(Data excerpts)

---

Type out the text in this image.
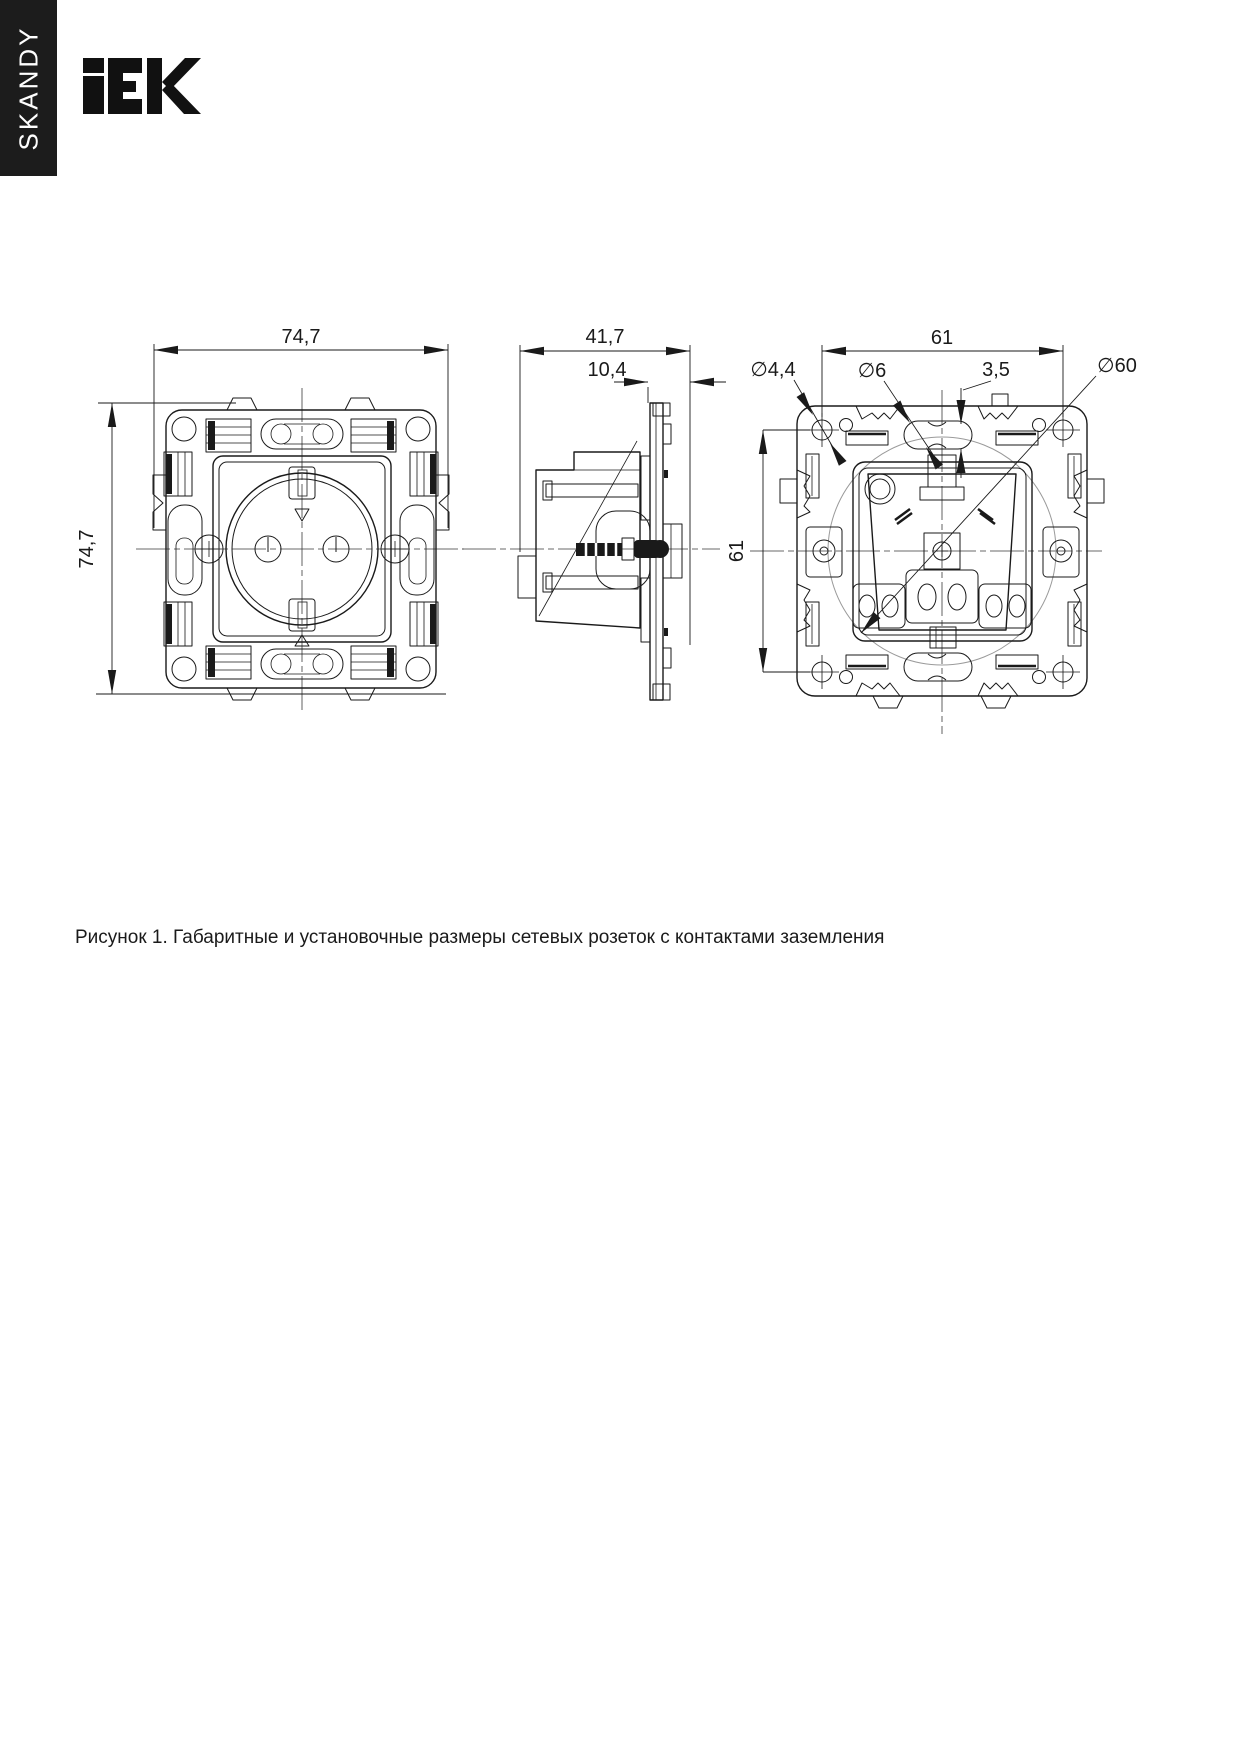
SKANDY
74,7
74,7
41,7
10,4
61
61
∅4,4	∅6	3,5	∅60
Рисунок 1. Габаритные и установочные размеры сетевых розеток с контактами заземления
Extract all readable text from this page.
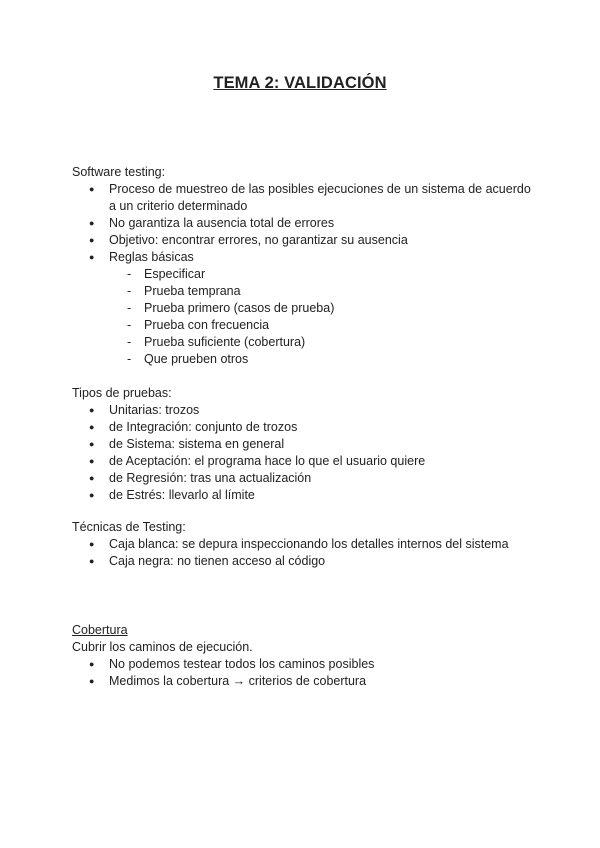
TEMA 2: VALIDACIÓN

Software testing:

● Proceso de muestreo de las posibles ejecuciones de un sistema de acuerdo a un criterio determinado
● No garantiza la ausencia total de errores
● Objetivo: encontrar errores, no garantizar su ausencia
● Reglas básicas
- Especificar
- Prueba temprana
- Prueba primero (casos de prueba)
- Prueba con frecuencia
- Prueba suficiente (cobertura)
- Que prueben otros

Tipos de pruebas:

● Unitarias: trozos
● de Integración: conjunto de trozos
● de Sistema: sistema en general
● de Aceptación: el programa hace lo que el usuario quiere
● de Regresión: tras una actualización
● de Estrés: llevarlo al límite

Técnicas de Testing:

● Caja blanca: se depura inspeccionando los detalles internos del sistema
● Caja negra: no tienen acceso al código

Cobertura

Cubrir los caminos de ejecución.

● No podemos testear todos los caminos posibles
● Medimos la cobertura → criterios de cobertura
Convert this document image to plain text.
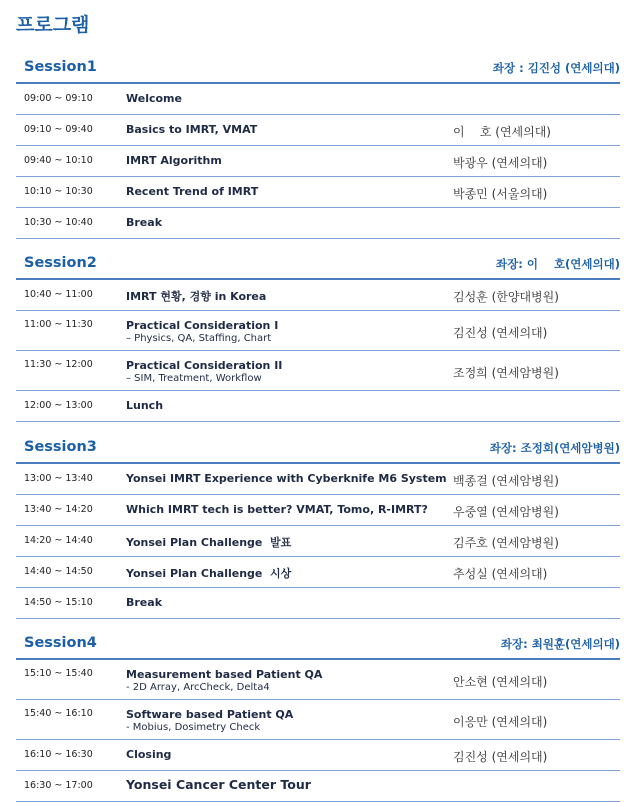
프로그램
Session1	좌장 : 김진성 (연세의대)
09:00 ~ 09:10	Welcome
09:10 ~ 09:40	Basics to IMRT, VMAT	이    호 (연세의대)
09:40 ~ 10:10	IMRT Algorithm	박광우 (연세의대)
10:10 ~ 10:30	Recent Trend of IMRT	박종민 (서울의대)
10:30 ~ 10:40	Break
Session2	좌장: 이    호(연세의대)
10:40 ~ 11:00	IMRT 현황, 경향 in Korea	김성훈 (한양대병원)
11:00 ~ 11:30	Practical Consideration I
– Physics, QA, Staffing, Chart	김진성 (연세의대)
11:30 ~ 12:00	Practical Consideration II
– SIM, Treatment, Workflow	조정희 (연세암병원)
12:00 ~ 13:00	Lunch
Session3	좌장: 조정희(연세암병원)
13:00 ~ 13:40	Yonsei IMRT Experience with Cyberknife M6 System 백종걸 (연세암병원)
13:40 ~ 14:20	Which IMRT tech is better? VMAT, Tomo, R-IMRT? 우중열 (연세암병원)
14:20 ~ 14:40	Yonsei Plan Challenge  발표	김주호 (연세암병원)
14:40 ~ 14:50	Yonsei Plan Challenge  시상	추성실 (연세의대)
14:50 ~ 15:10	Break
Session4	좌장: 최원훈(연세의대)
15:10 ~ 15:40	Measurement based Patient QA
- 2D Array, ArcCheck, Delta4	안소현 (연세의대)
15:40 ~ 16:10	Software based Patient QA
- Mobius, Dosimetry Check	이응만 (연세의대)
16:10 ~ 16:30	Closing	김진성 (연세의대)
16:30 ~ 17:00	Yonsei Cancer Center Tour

---

Your copy of the data should match it exactly, except that pictures are left out.

Type out the text in this image.
SKANDY
74,7
74,7
41,7
10,4
61
61
∅4,4	∅6	3,5	∅60
Рисунок 1. Габаритные и установочные размеры сетевых розеток с контактами заземления
Extract all readable text from this page.
TEMA 2: VALIDACIÓN

Software testing:

● Proceso de muestreo de las posibles ejecuciones de un sistema de acuerdo a un criterio determinado
● No garantiza la ausencia total de errores
● Objetivo: encontrar errores, no garantizar su ausencia
● Reglas básicas
- Especificar
- Prueba temprana
- Prueba primero (casos de prueba)
- Prueba con frecuencia
- Prueba suficiente (cobertura)
- Que prueben otros

Tipos de pruebas:

● Unitarias: trozos
● de Integración: conjunto de trozos
● de Sistema: sistema en general
● de Aceptación: el programa hace lo que el usuario quiere
● de Regresión: tras una actualización
● de Estrés: llevarlo al límite

Técnicas de Testing:

● Caja blanca: se depura inspeccionando los detalles internos del sistema
● Caja negra: no tienen acceso al código

Cobertura

Cubrir los caminos de ejecución.

● No podemos testear todos los caminos posibles
● Medimos la cobertura → criterios de cobertura
Convert this document image to plain text.
프로그램
Session1	좌장 : 김진성 (연세의대)
09:00 ~ 09:10	Welcome
09:10 ~ 09:40	Basics to IMRT, VMAT	이    호 (연세의대)
09:40 ~ 10:10	IMRT Algorithm	박광우 (연세의대)
10:10 ~ 10:30	Recent Trend of IMRT	박종민 (서울의대)
10:30 ~ 10:40	Break
Session2	좌장: 이    호(연세의대)
10:40 ~ 11:00	IMRT 현황, 경향 in Korea	김성훈 (한양대병원)
11:00 ~ 11:30	Practical Consideration I
– Physics, QA, Staffing, Chart	김진성 (연세의대)
11:30 ~ 12:00	Practical Consideration II
– SIM, Treatment, Workflow	조정희 (연세암병원)
12:00 ~ 13:00	Lunch
Session3	좌장: 조정희(연세암병원)
13:00 ~ 13:40	Yonsei IMRT Experience with Cyberknife M6 System 백종걸 (연세암병원)
13:40 ~ 14:20	Which IMRT tech is better? VMAT, Tomo, R-IMRT? 우중열 (연세암병원)
14:20 ~ 14:40	Yonsei Plan Challenge  발표	김주호 (연세암병원)
14:40 ~ 14:50	Yonsei Plan Challenge  시상	추성실 (연세의대)
14:50 ~ 15:10	Break
Session4	좌장: 최원훈(연세의대)
15:10 ~ 15:40	Measurement based Patient QA
- 2D Array, ArcCheck, Delta4	안소현 (연세의대)
15:40 ~ 16:10	Software based Patient QA
- Mobius, Dosimetry Check	이응만 (연세의대)
16:10 ~ 16:30	Closing	김진성 (연세의대)
16:30 ~ 17:00	Yonsei Cancer Center Tour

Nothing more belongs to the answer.